SET TASK> Go through the data below and gather each line containing "this".

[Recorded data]
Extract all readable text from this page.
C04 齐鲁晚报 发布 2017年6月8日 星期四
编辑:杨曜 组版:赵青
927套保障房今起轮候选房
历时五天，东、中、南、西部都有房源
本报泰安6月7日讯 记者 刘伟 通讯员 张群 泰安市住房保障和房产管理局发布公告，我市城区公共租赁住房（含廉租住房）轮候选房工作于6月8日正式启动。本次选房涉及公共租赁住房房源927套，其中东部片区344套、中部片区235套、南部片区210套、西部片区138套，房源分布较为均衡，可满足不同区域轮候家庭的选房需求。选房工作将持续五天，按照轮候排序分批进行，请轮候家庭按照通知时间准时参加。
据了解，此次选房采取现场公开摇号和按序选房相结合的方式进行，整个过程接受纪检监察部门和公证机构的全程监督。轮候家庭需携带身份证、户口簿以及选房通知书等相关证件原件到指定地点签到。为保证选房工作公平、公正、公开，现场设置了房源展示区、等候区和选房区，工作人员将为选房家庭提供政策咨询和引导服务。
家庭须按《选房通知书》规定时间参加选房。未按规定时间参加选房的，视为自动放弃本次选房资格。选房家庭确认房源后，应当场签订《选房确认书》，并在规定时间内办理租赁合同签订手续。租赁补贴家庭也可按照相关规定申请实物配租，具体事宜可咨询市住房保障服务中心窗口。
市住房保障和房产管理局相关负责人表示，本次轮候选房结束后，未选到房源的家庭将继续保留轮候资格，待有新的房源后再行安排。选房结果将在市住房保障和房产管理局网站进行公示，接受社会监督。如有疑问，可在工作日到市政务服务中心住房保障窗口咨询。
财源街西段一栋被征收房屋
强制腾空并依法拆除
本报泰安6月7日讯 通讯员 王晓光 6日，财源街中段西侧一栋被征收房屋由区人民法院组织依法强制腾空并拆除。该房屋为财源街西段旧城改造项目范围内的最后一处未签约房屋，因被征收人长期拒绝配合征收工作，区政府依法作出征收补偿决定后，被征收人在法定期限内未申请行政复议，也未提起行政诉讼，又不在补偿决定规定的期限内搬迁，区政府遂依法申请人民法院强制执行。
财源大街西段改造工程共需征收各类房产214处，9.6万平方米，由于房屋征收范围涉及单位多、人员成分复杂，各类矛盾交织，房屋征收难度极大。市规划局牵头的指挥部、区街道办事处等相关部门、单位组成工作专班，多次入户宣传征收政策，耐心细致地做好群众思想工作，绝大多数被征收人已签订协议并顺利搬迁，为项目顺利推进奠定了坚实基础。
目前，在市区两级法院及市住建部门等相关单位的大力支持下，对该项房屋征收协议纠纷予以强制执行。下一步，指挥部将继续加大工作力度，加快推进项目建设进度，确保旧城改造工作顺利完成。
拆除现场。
...
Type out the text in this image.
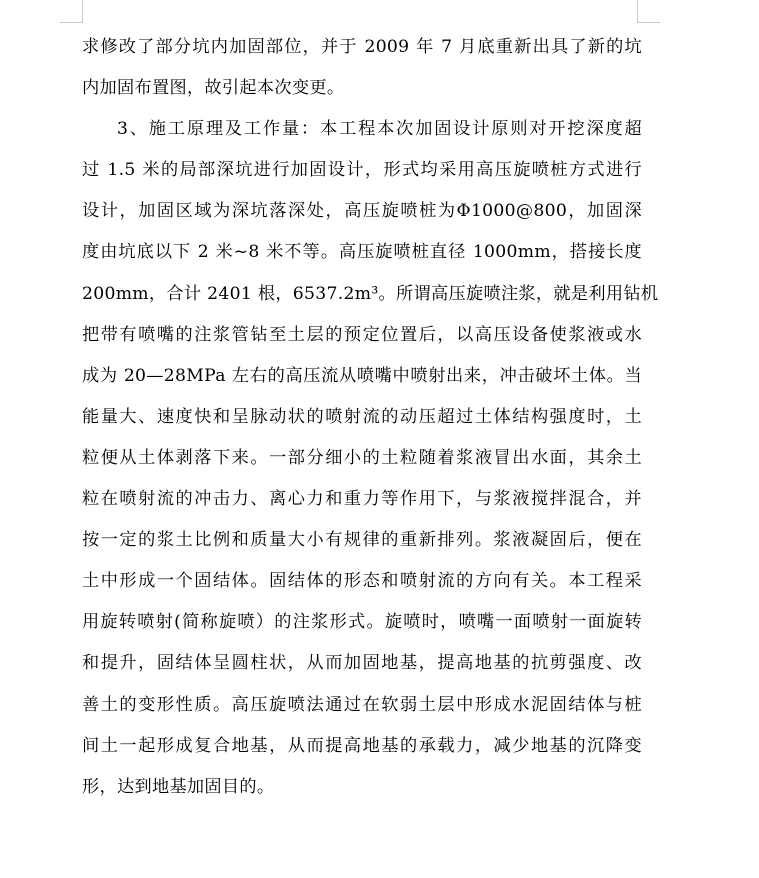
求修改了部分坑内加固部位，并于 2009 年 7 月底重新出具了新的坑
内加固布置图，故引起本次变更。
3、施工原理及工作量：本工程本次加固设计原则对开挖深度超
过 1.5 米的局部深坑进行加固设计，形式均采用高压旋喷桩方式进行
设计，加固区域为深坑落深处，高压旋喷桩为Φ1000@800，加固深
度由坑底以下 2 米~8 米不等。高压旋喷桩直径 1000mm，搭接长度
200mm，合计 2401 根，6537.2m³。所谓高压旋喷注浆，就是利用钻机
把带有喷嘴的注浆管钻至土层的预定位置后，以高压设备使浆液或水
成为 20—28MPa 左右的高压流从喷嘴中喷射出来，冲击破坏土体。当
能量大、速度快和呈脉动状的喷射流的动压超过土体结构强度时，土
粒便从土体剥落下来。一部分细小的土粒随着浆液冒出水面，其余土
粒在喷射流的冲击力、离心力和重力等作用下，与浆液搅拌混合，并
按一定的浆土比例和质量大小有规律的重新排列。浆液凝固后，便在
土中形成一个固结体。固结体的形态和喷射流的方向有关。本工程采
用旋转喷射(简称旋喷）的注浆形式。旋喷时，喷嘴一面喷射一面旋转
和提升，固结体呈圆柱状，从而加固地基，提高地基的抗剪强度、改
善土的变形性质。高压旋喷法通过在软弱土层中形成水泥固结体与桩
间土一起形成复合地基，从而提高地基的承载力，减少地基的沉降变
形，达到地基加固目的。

RESULT OF THE TASK>
Extract all readable text from this page.
Type out the text in this image.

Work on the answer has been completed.